▸ **TASK ITEM**
Would you return each entry exactly as written, omitting any pictures?

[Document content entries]

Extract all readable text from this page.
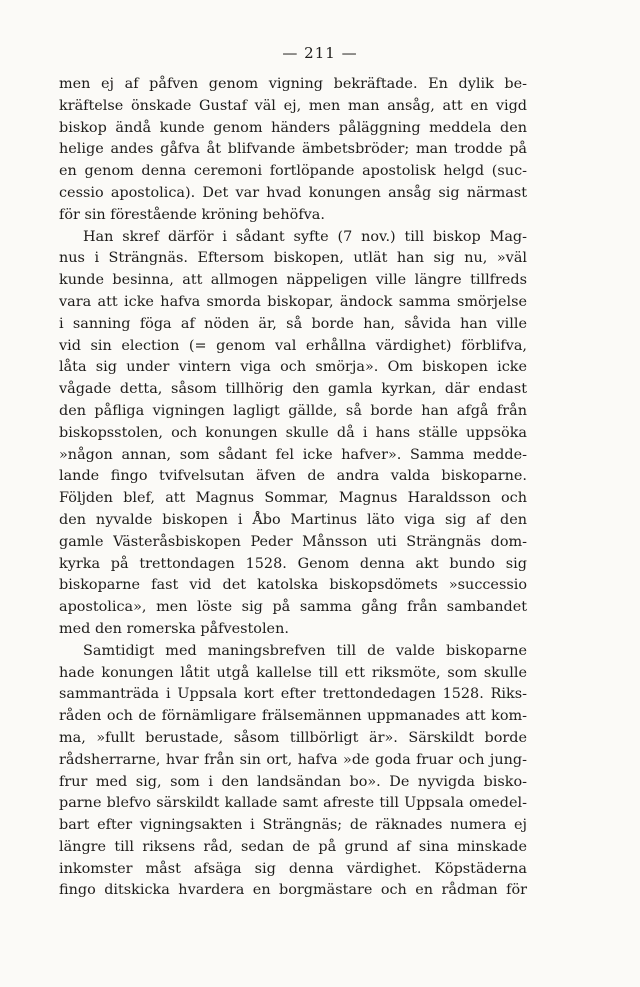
— 211 —
men ej af påfven genom vigning bekräftade. En dylik be-
kräftelse önskade Gustaf väl ej, men man ansåg, att en vigd
biskop ändå kunde genom händers påläggning meddela den
helige andes gåfva åt blifvande ämbetsbröder; man trodde på
en genom denna ceremoni fortlöpande apostolisk helgd (suc-
cessio apostolica). Det var hvad konungen ansåg sig närmast
för sin förestående kröning behöfva.
Han skref därför i sådant syfte (7 nov.) till biskop Mag-
nus i Strängnäs. Eftersom biskopen, utlät han sig nu, »väl
kunde besinna, att allmogen näppeligen ville längre tillfreds
vara att icke hafva smorda biskopar, ändock samma smörjelse
i sanning föga af nöden är, så borde han, såvida han ville
vid sin election (= genom val erhållna värdighet) förblifva,
låta sig under vintern viga och smörja». Om biskopen icke
vågade detta, såsom tillhörig den gamla kyrkan, där endast
den påfliga vigningen lagligt gällde, så borde han afgå från
biskopsstolen, och konungen skulle då i hans ställe uppsöka
»någon annan, som sådant fel icke hafver». Samma medde-
lande fingo tvifvelsutan äfven de andra valda biskoparne.
Följden blef, att Magnus Sommar, Magnus Haraldsson och
den nyvalde biskopen i Åbo Martinus läto viga sig af den
gamle Västeråsbiskopen Peder Månsson uti Strängnäs dom-
kyrka på trettondagen 1528. Genom denna akt bundo sig
biskoparne fast vid det katolska biskopsdömets »successio
apostolica», men löste sig på samma gång från sambandet
med den romerska påfvestolen.
Samtidigt med maningsbrefven till de valde biskoparne
hade konungen låtit utgå kallelse till ett riksmöte, som skulle
sammanträda i Uppsala kort efter trettondedagen 1528. Riks-
råden och de förnämligare frälsemännen uppmanades att kom-
ma, »fullt berustade, såsom tillbörligt är». Särskildt borde
rådsherrarne, hvar från sin ort, hafva »de goda fruar och jung-
frur med sig, som i den landsändan bo». De nyvigda bisko-
parne blefvo särskildt kallade samt afreste till Uppsala omedel-
bart efter vigningsakten i Strängnäs; de räknades numera ej
längre till riksens råd, sedan de på grund af sina minskade
inkomster måst afsäga sig denna värdighet. Köpstäderna
fingo ditskicka hvardera en borgmästare och en rådman för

▸ **RESULT OF THIS EXERCISE**
Extract all readable text from this page.
— 211 —
men ej af påfven genom vigning bekräftade. En dylik be-
kräftelse önskade Gustaf väl ej, men man ansåg, att en vigd
biskop ändå kunde genom händers påläggning meddela den
helige andes gåfva åt blifvande ämbetsbröder; man trodde på
en genom denna ceremoni fortlöpande apostolisk helgd (suc-
cessio apostolica). Det var hvad konungen ansåg sig närmast
för sin förestående kröning behöfva.
Han skref därför i sådant syfte (7 nov.) till biskop Mag-
nus i Strängnäs. Eftersom biskopen, utlät han sig nu, »väl
kunde besinna, att allmogen näppeligen ville längre tillfreds
vara att icke hafva smorda biskopar, ändock samma smörjelse
i sanning föga af nöden är, så borde han, såvida han ville
vid sin election (= genom val erhållna värdighet) förblifva,
låta sig under vintern viga och smörja». Om biskopen icke
vågade detta, såsom tillhörig den gamla kyrkan, där endast
den påfliga vigningen lagligt gällde, så borde han afgå från
biskopsstolen, och konungen skulle då i hans ställe uppsöka
»någon annan, som sådant fel icke hafver». Samma medde-
lande fingo tvifvelsutan äfven de andra valda biskoparne.
Följden blef, att Magnus Sommar, Magnus Haraldsson och
den nyvalde biskopen i Åbo Martinus läto viga sig af den
gamle Västeråsbiskopen Peder Månsson uti Strängnäs dom-
kyrka på trettondagen 1528. Genom denna akt bundo sig
biskoparne fast vid det katolska biskopsdömets »successio
apostolica», men löste sig på samma gång från sambandet
med den romerska påfvestolen.
Samtidigt med maningsbrefven till de valde biskoparne
hade konungen låtit utgå kallelse till ett riksmöte, som skulle
sammanträda i Uppsala kort efter trettondedagen 1528. Riks-
råden och de förnämligare frälsemännen uppmanades att kom-
ma, »fullt berustade, såsom tillbörligt är». Särskildt borde
rådsherrarne, hvar från sin ort, hafva »de goda fruar och jung-
frur med sig, som i den landsändan bo». De nyvigda bisko-
parne blefvo särskildt kallade samt afreste till Uppsala omedel-
bart efter vigningsakten i Strängnäs; de räknades numera ej
längre till riksens råd, sedan de på grund af sina minskade
inkomster måst afsäga sig denna värdighet. Köpstäderna
fingo ditskicka hvardera en borgmästare och en rådman för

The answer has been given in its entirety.